> **Exercise data**
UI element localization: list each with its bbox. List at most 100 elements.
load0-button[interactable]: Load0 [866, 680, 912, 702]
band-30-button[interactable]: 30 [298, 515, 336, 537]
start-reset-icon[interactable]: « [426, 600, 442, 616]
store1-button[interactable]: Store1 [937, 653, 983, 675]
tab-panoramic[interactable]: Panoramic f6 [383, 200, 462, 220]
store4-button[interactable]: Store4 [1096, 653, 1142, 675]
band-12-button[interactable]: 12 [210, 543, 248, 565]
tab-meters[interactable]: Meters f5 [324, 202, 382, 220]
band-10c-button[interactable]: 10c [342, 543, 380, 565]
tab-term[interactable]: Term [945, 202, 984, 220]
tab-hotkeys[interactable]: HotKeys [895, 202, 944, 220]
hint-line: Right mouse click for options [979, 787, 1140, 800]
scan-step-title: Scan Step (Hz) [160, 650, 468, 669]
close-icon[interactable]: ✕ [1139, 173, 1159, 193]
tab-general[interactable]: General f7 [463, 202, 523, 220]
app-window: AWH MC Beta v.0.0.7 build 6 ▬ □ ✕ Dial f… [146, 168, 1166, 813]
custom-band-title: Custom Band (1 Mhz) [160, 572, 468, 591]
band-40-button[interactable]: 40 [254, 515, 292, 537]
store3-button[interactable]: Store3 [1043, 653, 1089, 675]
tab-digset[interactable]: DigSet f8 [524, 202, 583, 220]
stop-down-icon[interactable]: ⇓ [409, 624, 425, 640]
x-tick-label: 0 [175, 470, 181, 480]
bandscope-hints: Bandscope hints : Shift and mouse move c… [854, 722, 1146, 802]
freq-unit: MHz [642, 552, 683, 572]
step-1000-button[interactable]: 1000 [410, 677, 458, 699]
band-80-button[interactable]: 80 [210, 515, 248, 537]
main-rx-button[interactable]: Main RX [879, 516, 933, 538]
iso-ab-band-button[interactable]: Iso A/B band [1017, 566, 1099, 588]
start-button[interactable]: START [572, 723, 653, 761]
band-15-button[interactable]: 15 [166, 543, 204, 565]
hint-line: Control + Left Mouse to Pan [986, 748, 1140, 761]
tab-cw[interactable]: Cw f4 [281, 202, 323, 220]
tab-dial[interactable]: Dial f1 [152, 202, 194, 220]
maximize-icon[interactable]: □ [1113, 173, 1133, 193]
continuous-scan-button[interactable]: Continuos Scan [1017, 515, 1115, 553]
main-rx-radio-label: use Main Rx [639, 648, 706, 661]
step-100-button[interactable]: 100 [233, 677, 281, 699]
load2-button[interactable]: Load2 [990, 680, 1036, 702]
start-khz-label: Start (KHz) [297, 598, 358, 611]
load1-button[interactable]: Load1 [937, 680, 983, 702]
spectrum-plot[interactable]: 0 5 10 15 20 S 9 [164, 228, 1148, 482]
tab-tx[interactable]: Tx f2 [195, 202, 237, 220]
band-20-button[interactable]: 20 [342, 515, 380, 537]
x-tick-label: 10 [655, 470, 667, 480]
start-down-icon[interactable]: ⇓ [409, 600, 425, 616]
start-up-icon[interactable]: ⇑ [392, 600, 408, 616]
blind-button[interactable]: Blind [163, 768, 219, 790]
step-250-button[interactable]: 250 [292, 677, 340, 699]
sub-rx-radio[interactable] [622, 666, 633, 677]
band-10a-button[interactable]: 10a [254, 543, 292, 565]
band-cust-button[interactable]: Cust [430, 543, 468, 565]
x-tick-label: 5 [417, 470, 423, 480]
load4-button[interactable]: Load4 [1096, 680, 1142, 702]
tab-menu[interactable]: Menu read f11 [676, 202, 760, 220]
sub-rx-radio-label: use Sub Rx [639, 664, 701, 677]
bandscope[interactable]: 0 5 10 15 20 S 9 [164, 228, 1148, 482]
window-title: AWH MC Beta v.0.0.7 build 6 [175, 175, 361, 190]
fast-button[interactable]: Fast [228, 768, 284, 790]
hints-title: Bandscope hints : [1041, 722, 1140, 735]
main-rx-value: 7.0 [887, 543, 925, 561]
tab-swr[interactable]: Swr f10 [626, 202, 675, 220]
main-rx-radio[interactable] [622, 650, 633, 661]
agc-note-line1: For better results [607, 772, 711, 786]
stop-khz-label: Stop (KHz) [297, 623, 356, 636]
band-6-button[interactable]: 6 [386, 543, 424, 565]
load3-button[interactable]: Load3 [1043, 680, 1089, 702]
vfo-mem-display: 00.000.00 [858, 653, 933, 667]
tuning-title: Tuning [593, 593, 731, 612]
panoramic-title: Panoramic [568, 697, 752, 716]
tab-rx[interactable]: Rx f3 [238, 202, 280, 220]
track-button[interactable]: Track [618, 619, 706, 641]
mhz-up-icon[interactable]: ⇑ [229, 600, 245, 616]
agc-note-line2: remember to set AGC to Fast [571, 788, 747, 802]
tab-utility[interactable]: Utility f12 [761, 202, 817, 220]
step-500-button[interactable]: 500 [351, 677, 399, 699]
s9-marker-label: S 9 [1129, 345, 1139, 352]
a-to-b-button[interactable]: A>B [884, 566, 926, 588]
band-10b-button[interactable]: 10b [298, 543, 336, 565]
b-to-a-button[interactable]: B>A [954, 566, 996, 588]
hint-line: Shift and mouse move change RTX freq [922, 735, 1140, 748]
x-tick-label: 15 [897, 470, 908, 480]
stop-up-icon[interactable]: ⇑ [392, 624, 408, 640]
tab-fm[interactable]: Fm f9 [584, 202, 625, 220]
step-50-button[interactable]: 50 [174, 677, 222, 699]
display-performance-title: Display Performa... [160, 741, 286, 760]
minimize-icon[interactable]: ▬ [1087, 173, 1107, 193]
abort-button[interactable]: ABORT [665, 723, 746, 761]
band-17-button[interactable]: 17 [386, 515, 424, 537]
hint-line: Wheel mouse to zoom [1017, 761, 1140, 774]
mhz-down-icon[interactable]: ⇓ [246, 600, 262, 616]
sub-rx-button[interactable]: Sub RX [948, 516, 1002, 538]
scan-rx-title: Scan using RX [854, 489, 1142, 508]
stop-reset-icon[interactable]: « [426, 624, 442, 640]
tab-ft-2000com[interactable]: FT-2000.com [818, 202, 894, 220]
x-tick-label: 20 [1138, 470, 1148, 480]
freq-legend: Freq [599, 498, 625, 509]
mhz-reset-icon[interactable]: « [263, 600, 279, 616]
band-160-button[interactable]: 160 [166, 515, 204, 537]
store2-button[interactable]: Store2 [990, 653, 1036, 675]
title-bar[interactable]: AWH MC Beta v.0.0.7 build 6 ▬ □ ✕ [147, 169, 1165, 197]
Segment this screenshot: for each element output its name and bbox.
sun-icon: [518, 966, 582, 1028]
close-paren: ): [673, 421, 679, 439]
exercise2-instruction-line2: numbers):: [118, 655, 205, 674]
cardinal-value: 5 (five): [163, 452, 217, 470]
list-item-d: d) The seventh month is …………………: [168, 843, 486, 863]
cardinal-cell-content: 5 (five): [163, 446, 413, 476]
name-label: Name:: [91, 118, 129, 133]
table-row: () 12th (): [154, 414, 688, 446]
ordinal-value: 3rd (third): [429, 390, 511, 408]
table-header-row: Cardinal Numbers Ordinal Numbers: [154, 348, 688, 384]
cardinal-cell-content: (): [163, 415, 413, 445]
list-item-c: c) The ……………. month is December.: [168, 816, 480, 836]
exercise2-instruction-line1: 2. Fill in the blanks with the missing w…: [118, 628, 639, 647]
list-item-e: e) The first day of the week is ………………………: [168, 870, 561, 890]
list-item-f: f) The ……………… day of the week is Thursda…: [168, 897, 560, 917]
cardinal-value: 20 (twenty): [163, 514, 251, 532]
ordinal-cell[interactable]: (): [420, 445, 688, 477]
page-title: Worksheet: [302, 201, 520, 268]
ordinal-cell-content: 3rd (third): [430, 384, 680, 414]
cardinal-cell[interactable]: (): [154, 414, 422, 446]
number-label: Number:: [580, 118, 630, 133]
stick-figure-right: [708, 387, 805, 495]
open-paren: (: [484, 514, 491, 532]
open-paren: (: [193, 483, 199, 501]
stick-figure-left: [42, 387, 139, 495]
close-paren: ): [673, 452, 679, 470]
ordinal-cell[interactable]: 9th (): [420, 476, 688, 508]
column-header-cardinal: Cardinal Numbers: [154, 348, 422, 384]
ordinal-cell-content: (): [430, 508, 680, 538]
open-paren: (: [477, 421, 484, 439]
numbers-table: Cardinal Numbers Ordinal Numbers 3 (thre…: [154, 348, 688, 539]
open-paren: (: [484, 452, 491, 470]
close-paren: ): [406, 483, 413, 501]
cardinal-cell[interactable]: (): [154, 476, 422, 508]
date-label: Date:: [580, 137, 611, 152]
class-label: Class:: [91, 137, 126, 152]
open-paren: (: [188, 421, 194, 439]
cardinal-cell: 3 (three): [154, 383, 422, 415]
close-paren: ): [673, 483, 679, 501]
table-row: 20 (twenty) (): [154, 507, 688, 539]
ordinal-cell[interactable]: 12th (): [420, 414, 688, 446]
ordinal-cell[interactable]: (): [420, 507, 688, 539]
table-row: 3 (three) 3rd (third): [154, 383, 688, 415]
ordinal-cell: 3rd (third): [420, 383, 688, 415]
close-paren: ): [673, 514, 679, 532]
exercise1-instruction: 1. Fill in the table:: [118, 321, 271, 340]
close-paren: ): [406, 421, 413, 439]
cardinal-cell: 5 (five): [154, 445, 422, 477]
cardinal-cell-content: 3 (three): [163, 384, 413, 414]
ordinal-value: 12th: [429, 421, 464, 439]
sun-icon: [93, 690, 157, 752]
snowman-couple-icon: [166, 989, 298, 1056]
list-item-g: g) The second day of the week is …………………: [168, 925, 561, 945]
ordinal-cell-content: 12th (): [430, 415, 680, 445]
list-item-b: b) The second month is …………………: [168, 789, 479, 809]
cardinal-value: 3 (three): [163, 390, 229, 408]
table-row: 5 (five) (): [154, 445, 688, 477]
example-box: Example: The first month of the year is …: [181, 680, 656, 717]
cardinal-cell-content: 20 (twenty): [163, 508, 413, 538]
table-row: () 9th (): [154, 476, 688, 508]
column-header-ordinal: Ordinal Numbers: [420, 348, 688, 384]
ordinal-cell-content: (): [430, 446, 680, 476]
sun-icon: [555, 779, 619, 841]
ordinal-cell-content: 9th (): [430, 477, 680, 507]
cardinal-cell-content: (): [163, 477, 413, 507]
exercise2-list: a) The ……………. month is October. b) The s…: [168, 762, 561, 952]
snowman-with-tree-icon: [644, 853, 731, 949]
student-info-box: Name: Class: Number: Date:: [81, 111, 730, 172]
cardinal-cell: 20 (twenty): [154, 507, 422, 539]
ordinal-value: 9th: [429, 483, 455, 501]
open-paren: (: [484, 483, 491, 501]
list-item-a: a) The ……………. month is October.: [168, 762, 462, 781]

> **What the task asks**
Can you rewrite the records from their start through the line with "600, 442, 616]", replacing "interactable" with "clickable" and leaving everything else unchanged?

> **Response**
UI element localization: list each with its bbox. List at most 100 elements.
load0-button[clickable]: Load0 [866, 680, 912, 702]
band-30-button[clickable]: 30 [298, 515, 336, 537]
start-reset-icon[clickable]: « [426, 600, 442, 616]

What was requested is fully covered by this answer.